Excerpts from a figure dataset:
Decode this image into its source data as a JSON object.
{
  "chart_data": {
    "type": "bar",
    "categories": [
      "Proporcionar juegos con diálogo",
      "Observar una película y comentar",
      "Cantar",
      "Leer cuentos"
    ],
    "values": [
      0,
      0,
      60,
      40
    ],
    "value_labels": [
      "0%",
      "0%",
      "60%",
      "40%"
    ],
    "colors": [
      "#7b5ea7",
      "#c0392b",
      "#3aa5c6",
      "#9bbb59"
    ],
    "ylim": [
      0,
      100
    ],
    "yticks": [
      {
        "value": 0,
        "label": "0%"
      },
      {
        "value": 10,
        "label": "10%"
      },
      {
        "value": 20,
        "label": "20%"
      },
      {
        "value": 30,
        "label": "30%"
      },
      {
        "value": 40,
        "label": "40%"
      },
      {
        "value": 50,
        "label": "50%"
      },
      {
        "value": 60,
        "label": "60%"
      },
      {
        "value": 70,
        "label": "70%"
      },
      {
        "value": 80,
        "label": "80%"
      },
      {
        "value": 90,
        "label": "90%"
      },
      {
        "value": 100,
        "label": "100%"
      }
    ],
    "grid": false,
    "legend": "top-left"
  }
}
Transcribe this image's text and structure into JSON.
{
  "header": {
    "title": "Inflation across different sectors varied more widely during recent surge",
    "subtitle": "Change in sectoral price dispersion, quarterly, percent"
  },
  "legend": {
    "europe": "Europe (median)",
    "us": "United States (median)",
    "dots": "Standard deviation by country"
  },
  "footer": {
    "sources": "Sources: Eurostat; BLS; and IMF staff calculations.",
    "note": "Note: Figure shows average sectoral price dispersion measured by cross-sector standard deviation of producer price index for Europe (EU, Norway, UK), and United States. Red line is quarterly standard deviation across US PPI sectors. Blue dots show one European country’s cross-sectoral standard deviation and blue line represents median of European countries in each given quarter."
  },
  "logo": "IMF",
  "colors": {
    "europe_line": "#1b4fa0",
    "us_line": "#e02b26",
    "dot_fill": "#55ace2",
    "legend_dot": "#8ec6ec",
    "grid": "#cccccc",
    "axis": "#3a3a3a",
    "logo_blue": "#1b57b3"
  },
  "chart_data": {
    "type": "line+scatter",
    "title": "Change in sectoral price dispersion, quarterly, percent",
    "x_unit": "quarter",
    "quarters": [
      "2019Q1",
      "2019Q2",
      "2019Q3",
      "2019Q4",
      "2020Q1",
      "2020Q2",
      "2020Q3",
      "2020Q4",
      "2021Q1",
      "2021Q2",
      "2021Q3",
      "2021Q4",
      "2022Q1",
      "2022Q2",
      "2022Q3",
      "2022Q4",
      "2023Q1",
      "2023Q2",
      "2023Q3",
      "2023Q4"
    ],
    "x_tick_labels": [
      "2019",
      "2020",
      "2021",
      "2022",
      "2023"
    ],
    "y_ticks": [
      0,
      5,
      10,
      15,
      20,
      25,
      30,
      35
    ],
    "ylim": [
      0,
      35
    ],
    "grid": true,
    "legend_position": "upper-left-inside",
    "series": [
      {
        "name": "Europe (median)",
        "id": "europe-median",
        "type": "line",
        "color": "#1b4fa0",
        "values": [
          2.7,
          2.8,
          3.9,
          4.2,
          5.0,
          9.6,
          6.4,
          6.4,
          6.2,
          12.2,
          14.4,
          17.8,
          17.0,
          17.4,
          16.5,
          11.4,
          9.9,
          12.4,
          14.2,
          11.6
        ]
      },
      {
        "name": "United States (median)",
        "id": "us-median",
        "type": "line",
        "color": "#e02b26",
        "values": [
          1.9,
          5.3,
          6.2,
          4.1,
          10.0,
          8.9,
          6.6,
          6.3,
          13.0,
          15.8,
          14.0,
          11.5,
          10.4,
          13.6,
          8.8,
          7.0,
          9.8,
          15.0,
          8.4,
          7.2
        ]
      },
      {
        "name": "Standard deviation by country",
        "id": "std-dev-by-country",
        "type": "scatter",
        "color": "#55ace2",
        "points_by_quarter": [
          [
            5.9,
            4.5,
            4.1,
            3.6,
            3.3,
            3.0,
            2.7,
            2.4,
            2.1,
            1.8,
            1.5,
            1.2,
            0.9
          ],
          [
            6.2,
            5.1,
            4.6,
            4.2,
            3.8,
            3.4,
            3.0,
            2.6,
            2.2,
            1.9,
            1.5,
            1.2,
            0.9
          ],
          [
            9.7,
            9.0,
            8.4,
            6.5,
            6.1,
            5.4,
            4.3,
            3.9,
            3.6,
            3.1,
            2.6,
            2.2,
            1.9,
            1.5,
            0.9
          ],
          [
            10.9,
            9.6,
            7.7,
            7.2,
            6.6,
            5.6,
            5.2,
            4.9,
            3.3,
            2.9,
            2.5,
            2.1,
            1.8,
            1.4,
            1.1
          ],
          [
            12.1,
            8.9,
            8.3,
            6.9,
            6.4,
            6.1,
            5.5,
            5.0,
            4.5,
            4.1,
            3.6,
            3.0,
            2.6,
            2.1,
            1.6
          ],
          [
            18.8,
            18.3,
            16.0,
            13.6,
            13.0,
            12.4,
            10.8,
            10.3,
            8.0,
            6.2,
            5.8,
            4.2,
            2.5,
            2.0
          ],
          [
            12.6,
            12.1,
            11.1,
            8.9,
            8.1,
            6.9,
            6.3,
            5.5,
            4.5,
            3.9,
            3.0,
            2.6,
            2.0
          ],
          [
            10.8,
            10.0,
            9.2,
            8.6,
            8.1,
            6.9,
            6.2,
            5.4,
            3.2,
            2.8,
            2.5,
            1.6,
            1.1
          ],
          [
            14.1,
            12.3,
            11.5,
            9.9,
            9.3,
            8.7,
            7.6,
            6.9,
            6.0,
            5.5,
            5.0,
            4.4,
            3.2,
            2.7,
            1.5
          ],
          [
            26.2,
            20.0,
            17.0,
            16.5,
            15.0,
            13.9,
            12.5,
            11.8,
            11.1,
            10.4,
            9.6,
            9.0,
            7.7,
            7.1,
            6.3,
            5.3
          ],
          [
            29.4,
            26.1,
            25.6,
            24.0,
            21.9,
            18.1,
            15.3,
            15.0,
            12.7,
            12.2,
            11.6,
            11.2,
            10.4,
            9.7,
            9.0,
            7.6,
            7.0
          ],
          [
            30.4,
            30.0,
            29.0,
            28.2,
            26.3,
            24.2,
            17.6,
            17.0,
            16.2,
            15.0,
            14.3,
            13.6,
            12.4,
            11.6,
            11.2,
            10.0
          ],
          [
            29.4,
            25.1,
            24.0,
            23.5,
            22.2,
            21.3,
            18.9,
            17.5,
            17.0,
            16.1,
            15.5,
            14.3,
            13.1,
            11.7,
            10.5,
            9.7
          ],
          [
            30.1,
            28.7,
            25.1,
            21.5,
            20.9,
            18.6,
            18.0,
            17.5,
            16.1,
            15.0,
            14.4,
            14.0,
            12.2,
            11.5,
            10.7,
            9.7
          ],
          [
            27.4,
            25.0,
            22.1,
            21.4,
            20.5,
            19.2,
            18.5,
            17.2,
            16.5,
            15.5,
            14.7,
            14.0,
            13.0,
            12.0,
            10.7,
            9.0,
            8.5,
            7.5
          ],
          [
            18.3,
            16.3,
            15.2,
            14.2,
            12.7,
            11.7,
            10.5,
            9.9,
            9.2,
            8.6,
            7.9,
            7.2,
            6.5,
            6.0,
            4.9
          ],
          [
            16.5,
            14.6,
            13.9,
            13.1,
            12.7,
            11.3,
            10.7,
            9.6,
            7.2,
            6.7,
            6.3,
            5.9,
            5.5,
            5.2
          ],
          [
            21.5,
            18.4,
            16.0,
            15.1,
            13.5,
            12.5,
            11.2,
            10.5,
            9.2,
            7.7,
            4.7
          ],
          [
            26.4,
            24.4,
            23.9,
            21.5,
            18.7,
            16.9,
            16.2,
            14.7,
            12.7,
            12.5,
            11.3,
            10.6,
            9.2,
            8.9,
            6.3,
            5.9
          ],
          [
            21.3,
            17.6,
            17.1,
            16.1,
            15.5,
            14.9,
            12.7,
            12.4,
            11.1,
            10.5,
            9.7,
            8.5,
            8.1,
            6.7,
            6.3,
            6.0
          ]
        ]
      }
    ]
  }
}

STATED EXERCISE: Report the number of lines containing the string "dots" and add nothing to it.

RESULT BELOW: 2